• [Goal of the exercise]: Below are the records; copy each line in which "body" occurs.

[Dataset excerpts]
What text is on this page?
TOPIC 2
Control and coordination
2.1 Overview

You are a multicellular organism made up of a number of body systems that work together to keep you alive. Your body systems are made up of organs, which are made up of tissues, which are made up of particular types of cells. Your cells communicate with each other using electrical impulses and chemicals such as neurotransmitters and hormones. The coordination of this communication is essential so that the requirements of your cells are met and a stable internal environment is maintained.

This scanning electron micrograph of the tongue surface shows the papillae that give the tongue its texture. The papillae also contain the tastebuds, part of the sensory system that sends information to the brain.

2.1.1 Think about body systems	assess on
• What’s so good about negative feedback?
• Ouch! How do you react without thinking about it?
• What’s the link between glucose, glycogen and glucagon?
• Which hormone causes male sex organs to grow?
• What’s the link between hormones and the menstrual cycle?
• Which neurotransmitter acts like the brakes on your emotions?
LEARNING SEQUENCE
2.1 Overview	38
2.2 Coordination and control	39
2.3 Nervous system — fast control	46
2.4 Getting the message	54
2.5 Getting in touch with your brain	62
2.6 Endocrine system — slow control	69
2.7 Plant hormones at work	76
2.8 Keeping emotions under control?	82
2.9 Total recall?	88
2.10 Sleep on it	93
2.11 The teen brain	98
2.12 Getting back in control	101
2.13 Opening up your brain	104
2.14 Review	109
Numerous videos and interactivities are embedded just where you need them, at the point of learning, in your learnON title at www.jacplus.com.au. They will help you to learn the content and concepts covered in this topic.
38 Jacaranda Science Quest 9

• [Problem solution]:
You are a multicellular organism made up of a number of body systems that work together to keep you alive. Your body systems are made up of organs, which are made up of tissues, which are made up of particular types of cells. Your cells communicate with each other using electrical impulses and chemicals such as neurotransmitters and hormones. The coordination of this communication is essential so that the requirements of your cells are met and a stable internal environment is maintained.
2.1.1 Think about body systems	assess on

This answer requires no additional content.